BRIEF: Each record that follows should be repeated exactly, minus any images.

*** EXTRACTED INFORMATION

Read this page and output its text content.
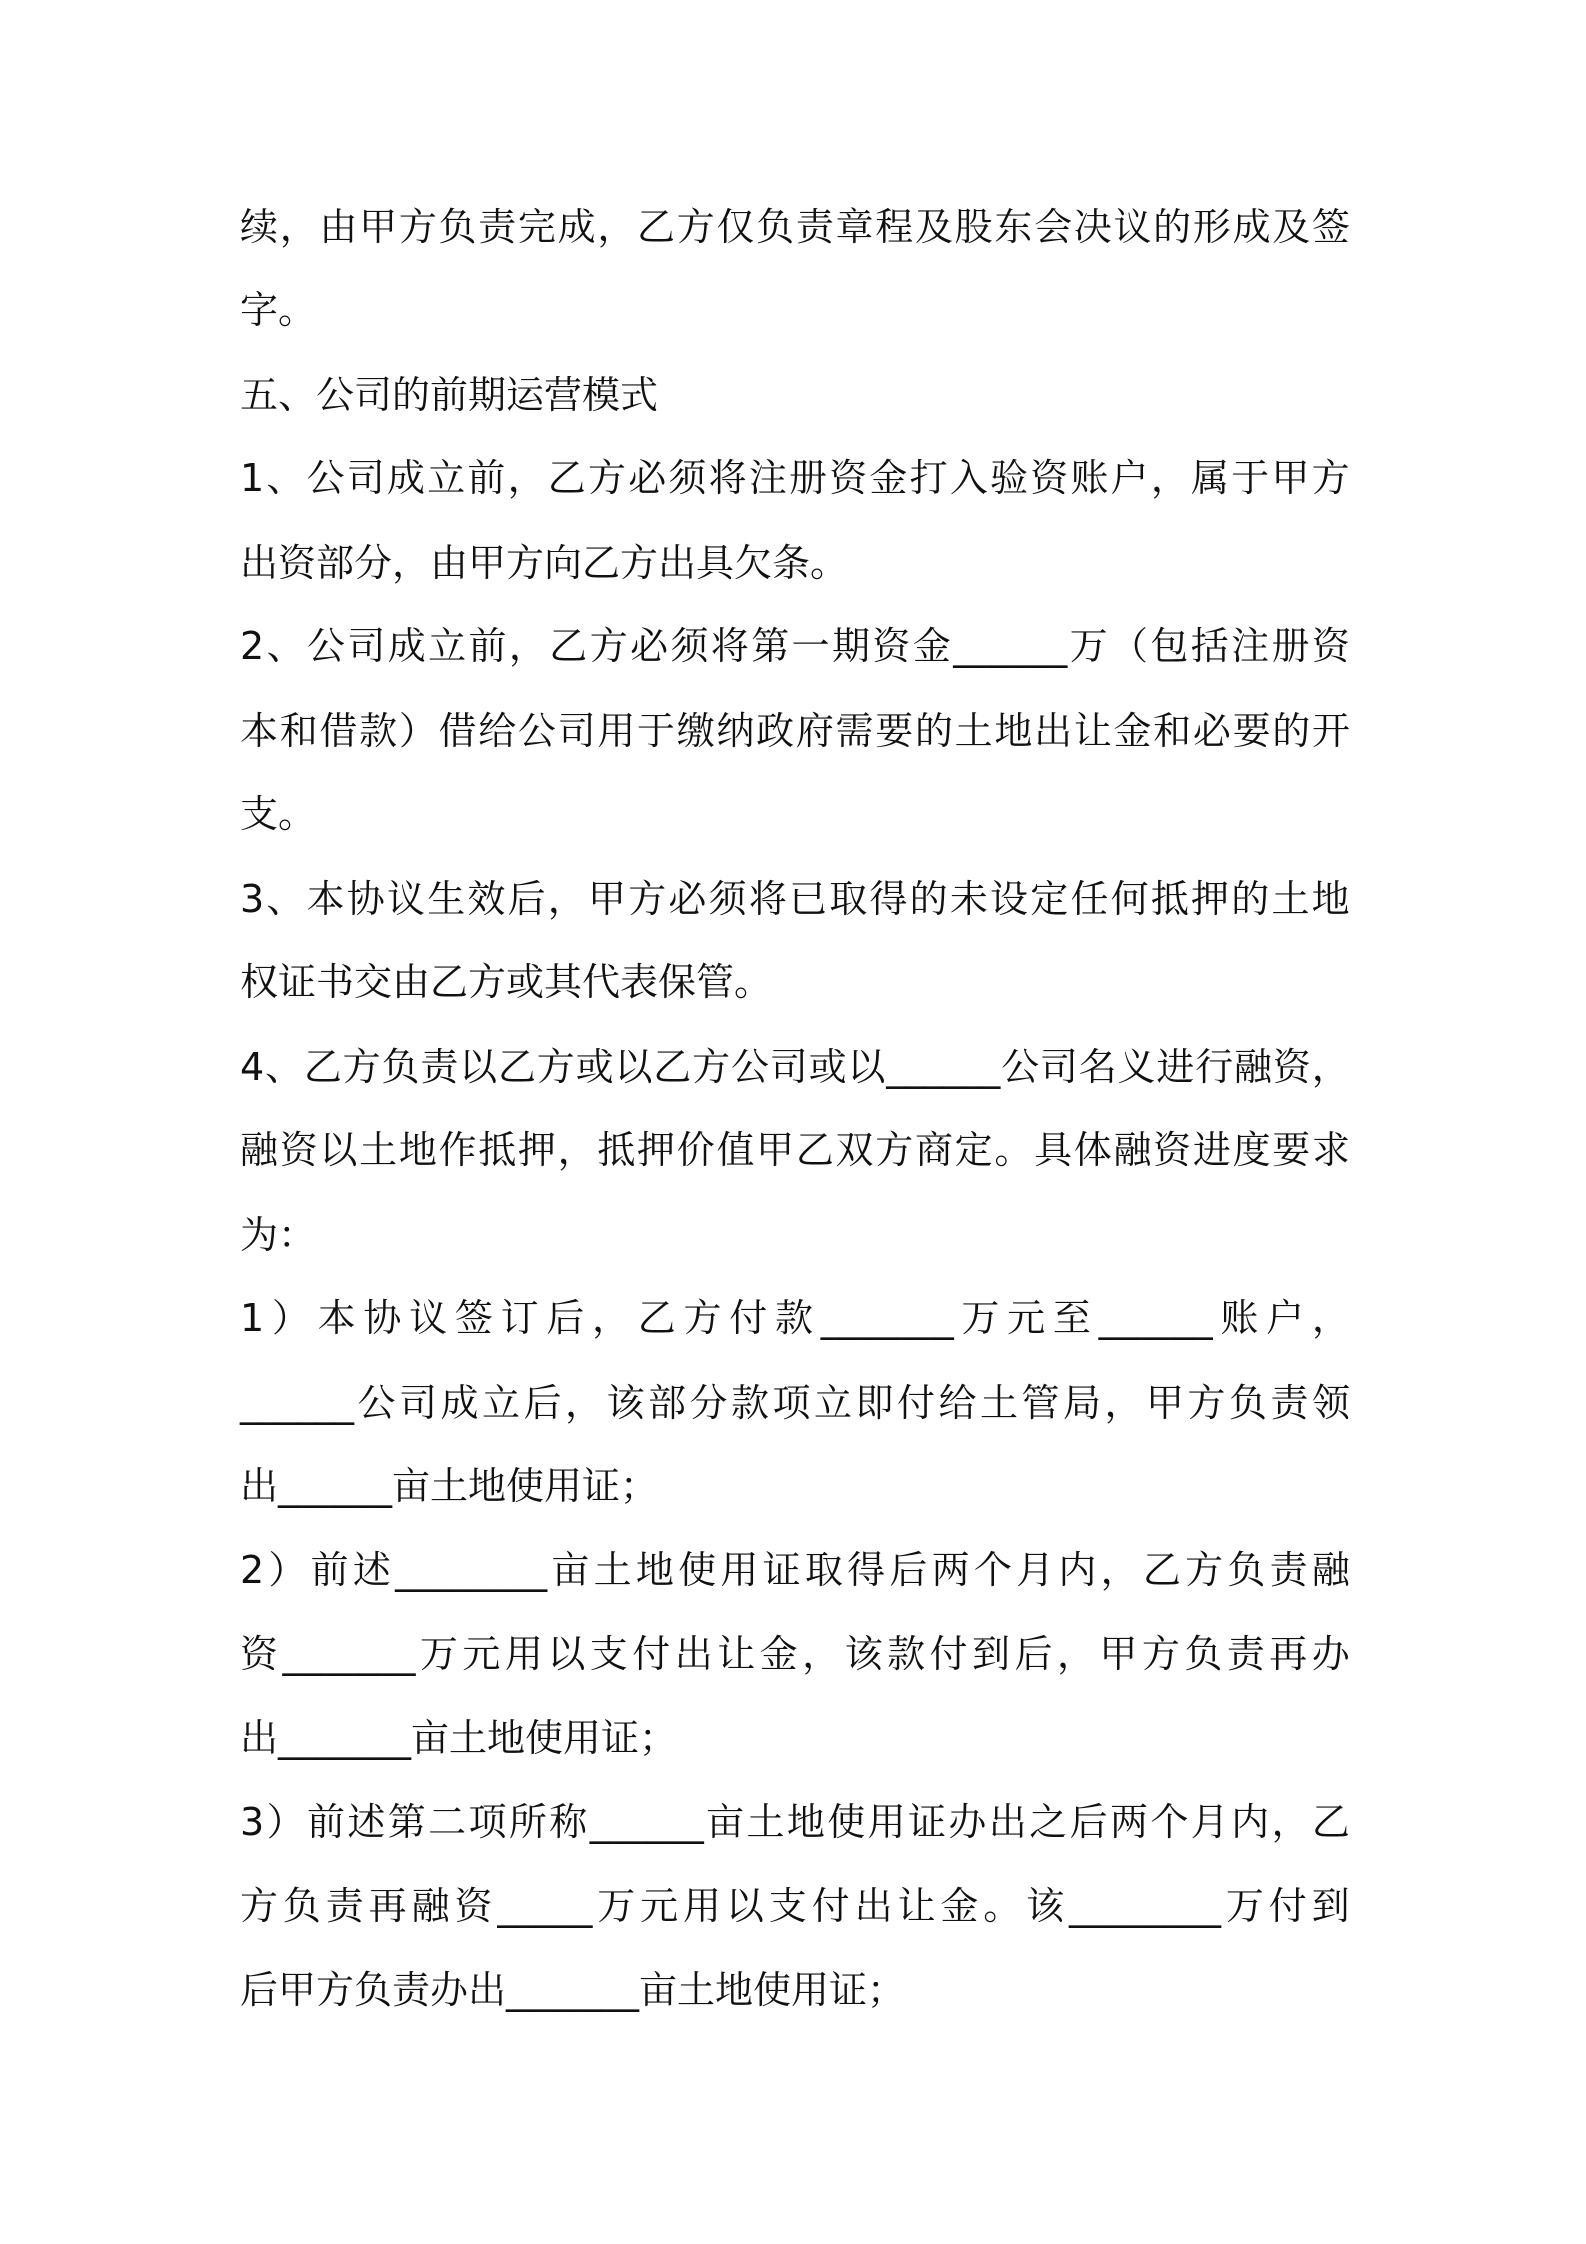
续 ， 由 甲 方 负 责 完 成 ， 乙 方 仅 负 责 章 程 及 股 东 会 决 议 的 形 成 及 签

字。

五、公司的前期运营模式

1 、 公 司 成 立 前 ， 乙 方 必 须 将 注 册 资 金 打 入 验 资 账 户 ， 属 于 甲 方

出资部分，由甲方向乙方出具欠条。

2 、 公 司 成 立 前 ， 乙 方 必 须 将 第 一 期 资 金 ______ 万 （ 包 括 注 册 资

本 和 借 款 ） 借 给 公 司 用 于 缴 纳 政 府 需 要 的 土 地 出 让 金 和 必 要 的 开

支。

3 、 本 协 议 生 效 后 ， 甲 方 必 须 将 已 取 得 的 未 设 定 任 何 抵 押 的 土 地

权证书交由乙方或其代表保管。

4 、 乙 方 负 责 以 乙 方 或 以 乙 方 公 司 或 以 ______ 公 司 名 义 进 行 融 资 ，

融 资 以 土 地 作 抵 押 ， 抵 押 价 值 甲 乙 双 方 商 定 。 具 体 融 资 进 度 要 求

为：

1 ） 本 协 议 签 订 后 ， 乙 方 付 款 _______ 万 元 至 ______ 账 户 ，

______ 公 司 成 立 后 ， 该 部 分 款 项 立 即 付 给 土 管 局 ， 甲 方 负 责 领

出______亩土地使用证；

2 ） 前 述 ________ 亩 土 地 使 用 证 取 得 后 两 个 月 内 ， 乙 方 负 责 融

资 _______ 万 元 用 以 支 付 出 让 金 ， 该 款 付 到 后 ， 甲 方 负 责 再 办

出_______亩土地使用证；

3 ） 前 述 第 二 项 所 称 ______ 亩 土 地 使 用 证 办 出 之 后 两 个 月 内 ， 乙

方 负 责 再 融 资 _____ 万 元 用 以 支 付 出 让 金 。 该 ________ 万 付 到

后甲方负责办出_______亩土地使用证；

******

RESPONSE TO THE EXERCISE:
Read this page and output its text content.
续 ， 由 甲 方 负 责 完 成 ， 乙 方 仅 负 责 章 程 及 股 东 会 决 议 的 形 成 及 签

字。

五、公司的前期运营模式

1 、 公 司 成 立 前 ， 乙 方 必 须 将 注 册 资 金 打 入 验 资 账 户 ， 属 于 甲 方

出资部分，由甲方向乙方出具欠条。

2 、 公 司 成 立 前 ， 乙 方 必 须 将 第 一 期 资 金 ______ 万 （ 包 括 注 册 资

本 和 借 款 ） 借 给 公 司 用 于 缴 纳 政 府 需 要 的 土 地 出 让 金 和 必 要 的 开

支。

3 、 本 协 议 生 效 后 ， 甲 方 必 须 将 已 取 得 的 未 设 定 任 何 抵 押 的 土 地

权证书交由乙方或其代表保管。

4 、 乙 方 负 责 以 乙 方 或 以 乙 方 公 司 或 以 ______ 公 司 名 义 进 行 融 资 ，

融 资 以 土 地 作 抵 押 ， 抵 押 价 值 甲 乙 双 方 商 定 。 具 体 融 资 进 度 要 求

为：

1 ） 本 协 议 签 订 后 ， 乙 方 付 款 _______ 万 元 至 ______ 账 户 ，

______ 公 司 成 立 后 ， 该 部 分 款 项 立 即 付 给 土 管 局 ， 甲 方 负 责 领

出______亩土地使用证；

2 ） 前 述 ________ 亩 土 地 使 用 证 取 得 后 两 个 月 内 ， 乙 方 负 责 融

资 _______ 万 元 用 以 支 付 出 让 金 ， 该 款 付 到 后 ， 甲 方 负 责 再 办

出_______亩土地使用证；

3 ） 前 述 第 二 项 所 称 ______ 亩 土 地 使 用 证 办 出 之 后 两 个 月 内 ， 乙

方 负 责 再 融 资 _____ 万 元 用 以 支 付 出 让 金 。 该 ________ 万 付 到

后甲方负责办出_______亩土地使用证；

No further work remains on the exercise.